**STATED TASK**
Collect all lines from the records below that include the word "JSON".

**RECORDS PROVIDED**
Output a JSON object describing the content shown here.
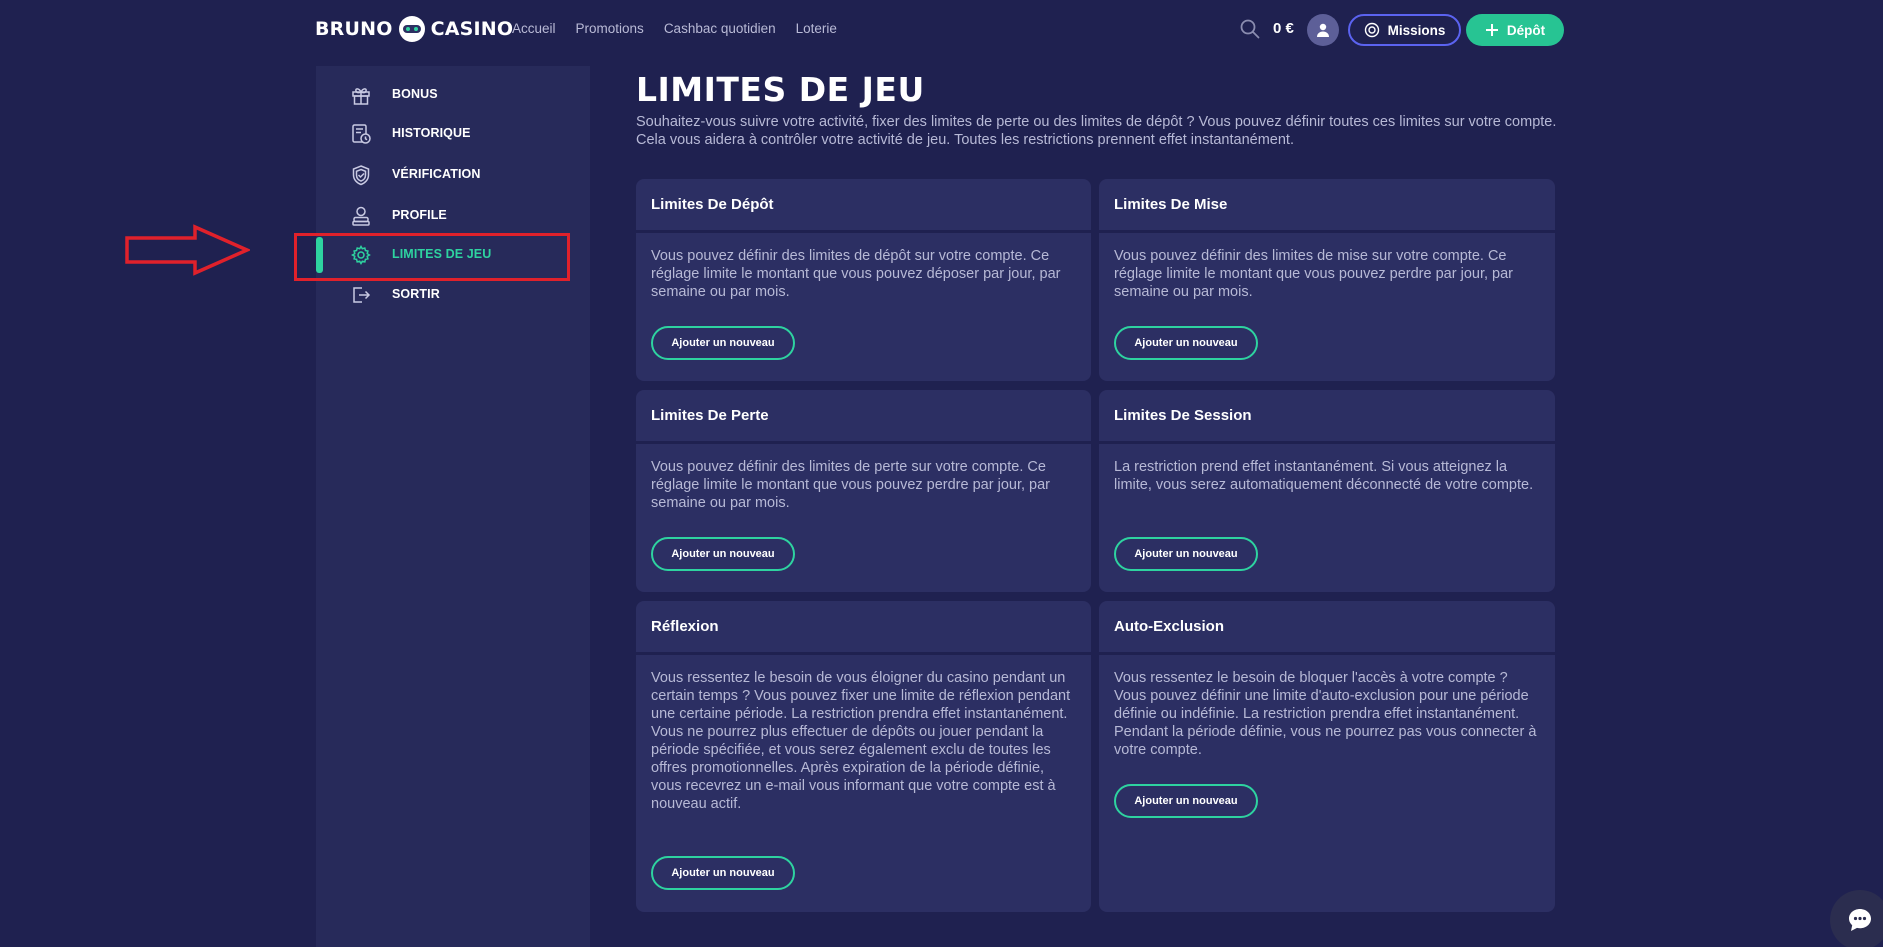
{
  "header": {
    "logo_left": "BRUNO",
    "logo_right": "CASINO",
    "nav": [
      "Accueil",
      "Promotions",
      "Cashbac quotidien",
      "Loterie"
    ],
    "balance": "0 €",
    "missions_label": "Missions",
    "depot_label": "Dépôt",
    "accent_color": "#27c493",
    "missions_border_color": "#5b63f0"
  },
  "sidebar": {
    "items": [
      {
        "label": "BONUS",
        "icon": "gift-icon"
      },
      {
        "label": "HISTORIQUE",
        "icon": "history-icon"
      },
      {
        "label": "VÉRIFICATION",
        "icon": "shield-icon"
      },
      {
        "label": "PROFILE",
        "icon": "user-icon"
      },
      {
        "label": "LIMITES DE JEU",
        "icon": "gear-icon",
        "active": true
      },
      {
        "label": "SORTIR",
        "icon": "logout-icon"
      }
    ]
  },
  "main": {
    "title": "LIMITES DE JEU",
    "description": "Souhaitez-vous suivre votre activité, fixer des limites de perte ou des limites de dépôt ? Vous pouvez définir toutes ces limites sur votre compte. Cela vous aidera à contrôler votre activité de jeu. Toutes les restrictions prennent effet instantanément.",
    "cards": [
      {
        "title": "Limites De Dépôt",
        "text": "Vous pouvez définir des limites de dépôt sur votre compte. Ce réglage limite le montant que vous pouvez déposer par jour, par semaine ou par mois.",
        "button": "Ajouter un nouveau"
      },
      {
        "title": "Limites De Mise",
        "text": "Vous pouvez définir des limites de mise sur votre compte. Ce réglage limite le montant que vous pouvez perdre par jour, par semaine ou par mois.",
        "button": "Ajouter un nouveau"
      },
      {
        "title": "Limites De Perte",
        "text": "Vous pouvez définir des limites de perte sur votre compte. Ce réglage limite le montant que vous pouvez perdre par jour, par semaine ou par mois.",
        "button": "Ajouter un nouveau"
      },
      {
        "title": "Limites De Session",
        "text": "La restriction prend effet instantanément. Si vous atteignez la limite, vous serez automatiquement déconnecté de votre compte.",
        "button": "Ajouter un nouveau"
      },
      {
        "title": "Réflexion",
        "text": "Vous ressentez le besoin de vous éloigner du casino pendant un certain temps ? Vous pouvez fixer une limite de réflexion pendant une certaine période. La restriction prendra effet instantanément. Vous ne pourrez plus effectuer de dépôts ou jouer pendant la période spécifiée, et vous serez également exclu de toutes les offres promotionnelles. Après expiration de la période définie, vous recevrez un e-mail vous informant que votre compte est à nouveau actif.",
        "button": "Ajouter un nouveau"
      },
      {
        "title": "Auto-Exclusion",
        "text": "Vous ressentez le besoin de bloquer l'accès à votre compte ? Vous pouvez définir une limite d'auto-exclusion pour une période définie ou indéfinie. La restriction prendra effet instantanément. Pendant la période définie, vous ne pourrez pas vous connecter à votre compte.",
        "button": "Ajouter un nouveau"
      }
    ]
  },
  "annotation_color": "#e0212b"
}
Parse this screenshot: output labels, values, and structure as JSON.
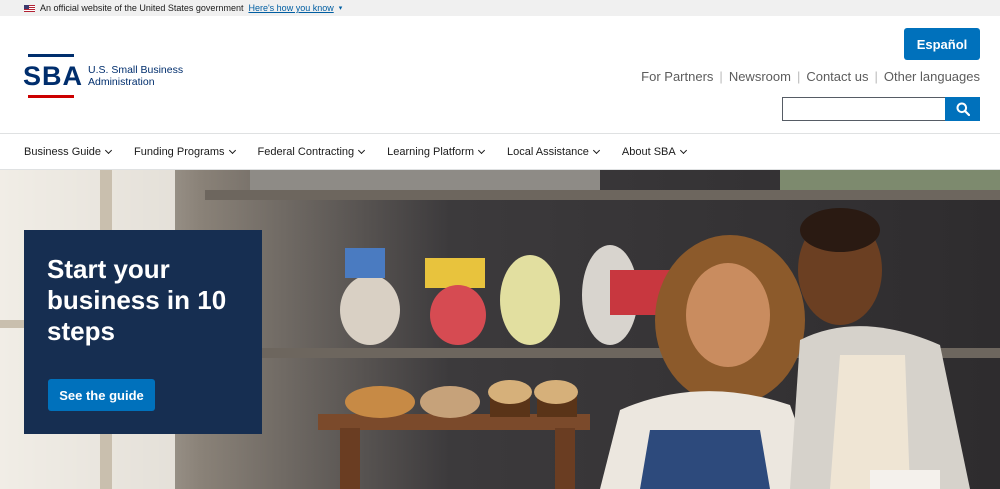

**REPLY TO THE EXERCISE**
Output a JSON object describing the content shown here.
Parse this screenshot: output labels, values, and structure as JSON.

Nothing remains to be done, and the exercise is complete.